Structured figure records:
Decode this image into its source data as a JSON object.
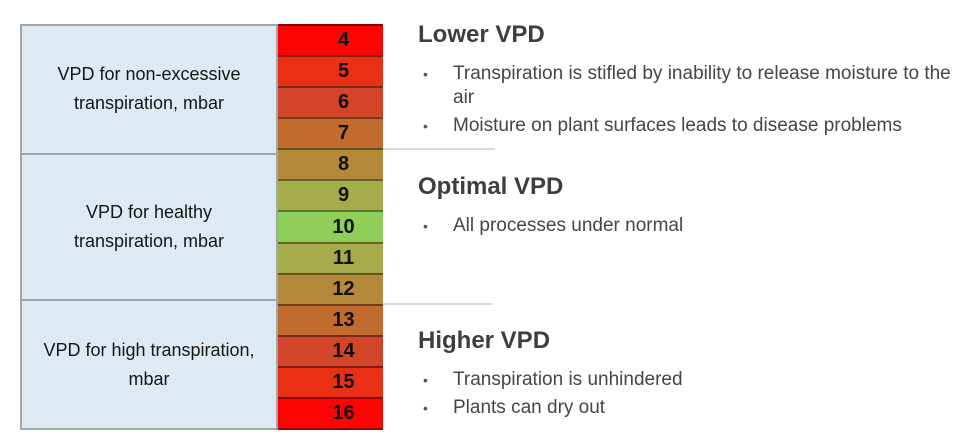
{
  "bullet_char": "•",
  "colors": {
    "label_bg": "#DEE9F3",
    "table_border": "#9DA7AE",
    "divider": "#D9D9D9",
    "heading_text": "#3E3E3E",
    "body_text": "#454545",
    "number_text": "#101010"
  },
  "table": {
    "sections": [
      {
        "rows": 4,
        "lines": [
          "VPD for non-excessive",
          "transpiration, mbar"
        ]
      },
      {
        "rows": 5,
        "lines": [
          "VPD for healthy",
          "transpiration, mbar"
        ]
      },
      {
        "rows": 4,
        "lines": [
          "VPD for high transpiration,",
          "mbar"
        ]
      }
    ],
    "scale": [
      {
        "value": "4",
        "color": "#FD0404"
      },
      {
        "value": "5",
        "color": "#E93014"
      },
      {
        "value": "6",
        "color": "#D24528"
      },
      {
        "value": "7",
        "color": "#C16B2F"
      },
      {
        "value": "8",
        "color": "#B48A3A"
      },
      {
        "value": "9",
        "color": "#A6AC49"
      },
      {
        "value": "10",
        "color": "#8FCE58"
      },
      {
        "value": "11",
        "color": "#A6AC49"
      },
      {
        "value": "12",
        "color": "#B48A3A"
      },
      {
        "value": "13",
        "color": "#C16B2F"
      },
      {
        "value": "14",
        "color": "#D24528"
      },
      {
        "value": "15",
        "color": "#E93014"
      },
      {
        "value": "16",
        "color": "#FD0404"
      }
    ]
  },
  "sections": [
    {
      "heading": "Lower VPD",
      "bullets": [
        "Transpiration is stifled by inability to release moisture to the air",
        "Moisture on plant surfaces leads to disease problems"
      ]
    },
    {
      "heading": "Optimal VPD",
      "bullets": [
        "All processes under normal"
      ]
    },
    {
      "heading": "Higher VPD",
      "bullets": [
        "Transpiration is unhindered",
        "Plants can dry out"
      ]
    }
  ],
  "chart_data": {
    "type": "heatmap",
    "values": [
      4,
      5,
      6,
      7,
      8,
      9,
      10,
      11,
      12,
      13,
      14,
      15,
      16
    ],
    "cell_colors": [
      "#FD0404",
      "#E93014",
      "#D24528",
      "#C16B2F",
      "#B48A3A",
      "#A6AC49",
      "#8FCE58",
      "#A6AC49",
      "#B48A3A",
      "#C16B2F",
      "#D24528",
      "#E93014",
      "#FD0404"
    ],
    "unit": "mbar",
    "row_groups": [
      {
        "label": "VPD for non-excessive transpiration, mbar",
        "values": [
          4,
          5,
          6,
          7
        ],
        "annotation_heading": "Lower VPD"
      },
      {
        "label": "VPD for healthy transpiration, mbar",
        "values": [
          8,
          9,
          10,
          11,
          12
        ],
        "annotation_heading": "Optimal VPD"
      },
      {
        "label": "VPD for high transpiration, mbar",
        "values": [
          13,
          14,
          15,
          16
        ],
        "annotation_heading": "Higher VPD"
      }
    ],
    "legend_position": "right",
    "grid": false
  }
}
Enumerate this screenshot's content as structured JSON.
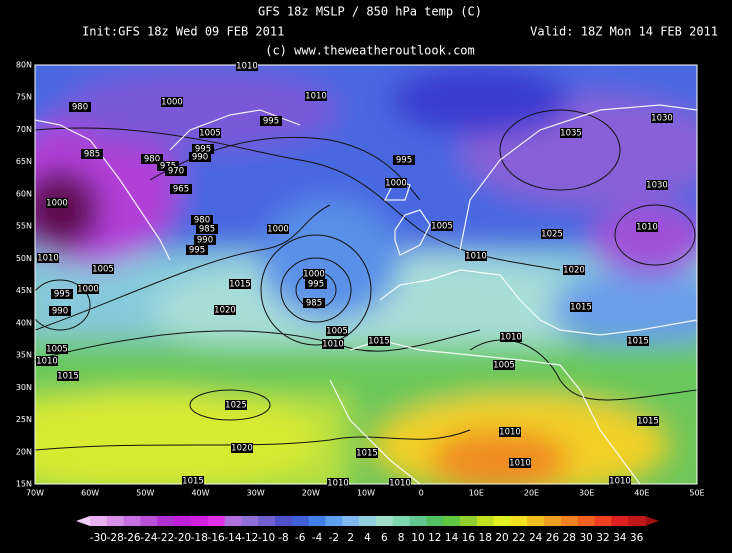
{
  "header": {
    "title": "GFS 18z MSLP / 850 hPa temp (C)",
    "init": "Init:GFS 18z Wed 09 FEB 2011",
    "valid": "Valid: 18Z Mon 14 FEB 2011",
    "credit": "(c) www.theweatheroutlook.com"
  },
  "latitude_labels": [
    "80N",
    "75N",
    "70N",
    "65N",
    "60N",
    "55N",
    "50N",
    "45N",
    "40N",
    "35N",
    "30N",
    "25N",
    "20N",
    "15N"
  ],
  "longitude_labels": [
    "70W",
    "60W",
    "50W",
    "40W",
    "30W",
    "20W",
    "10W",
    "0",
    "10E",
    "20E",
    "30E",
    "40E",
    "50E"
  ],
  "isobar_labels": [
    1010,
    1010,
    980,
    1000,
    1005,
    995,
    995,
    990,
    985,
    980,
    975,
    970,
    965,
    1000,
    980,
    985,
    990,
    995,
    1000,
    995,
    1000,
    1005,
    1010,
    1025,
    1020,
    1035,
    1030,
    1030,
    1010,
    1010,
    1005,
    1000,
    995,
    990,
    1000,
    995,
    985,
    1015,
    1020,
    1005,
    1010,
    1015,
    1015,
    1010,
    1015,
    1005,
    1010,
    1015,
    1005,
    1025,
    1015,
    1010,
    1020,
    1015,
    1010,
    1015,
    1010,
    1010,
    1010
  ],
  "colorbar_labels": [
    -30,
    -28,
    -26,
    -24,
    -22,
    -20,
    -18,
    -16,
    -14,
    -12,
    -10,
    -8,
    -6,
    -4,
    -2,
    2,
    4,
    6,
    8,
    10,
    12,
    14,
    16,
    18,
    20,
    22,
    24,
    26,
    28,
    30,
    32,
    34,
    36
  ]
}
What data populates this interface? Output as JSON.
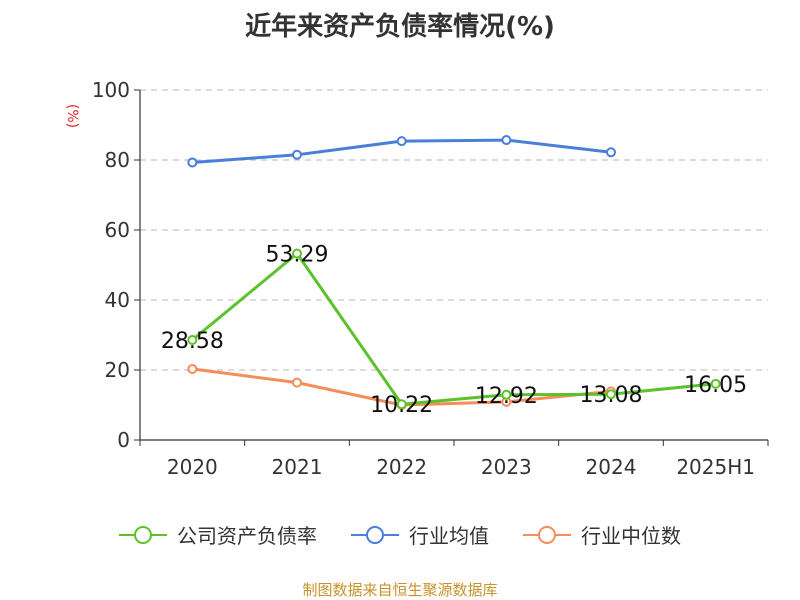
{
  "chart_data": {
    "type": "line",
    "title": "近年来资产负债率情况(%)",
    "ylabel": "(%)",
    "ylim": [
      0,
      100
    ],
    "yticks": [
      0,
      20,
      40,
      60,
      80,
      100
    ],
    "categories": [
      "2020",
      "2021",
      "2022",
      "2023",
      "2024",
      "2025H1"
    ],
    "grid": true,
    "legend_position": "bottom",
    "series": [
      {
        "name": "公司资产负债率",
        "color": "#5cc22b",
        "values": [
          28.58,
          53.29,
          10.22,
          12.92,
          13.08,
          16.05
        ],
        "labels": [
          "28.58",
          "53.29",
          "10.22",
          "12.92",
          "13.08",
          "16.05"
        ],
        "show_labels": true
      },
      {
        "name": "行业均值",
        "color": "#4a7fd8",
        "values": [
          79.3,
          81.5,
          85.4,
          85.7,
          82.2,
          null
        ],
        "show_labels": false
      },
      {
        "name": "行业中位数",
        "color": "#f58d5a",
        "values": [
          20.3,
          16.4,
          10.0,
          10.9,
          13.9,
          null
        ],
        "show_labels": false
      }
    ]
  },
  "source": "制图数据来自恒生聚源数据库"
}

What the task requires: Using the data above, copy each line that contains "JSON".

Response to the task:
Decode this image into its source data as a JSON object.
Enumerate this screenshot's content as structured JSON.
What data populates this interface? Output as JSON.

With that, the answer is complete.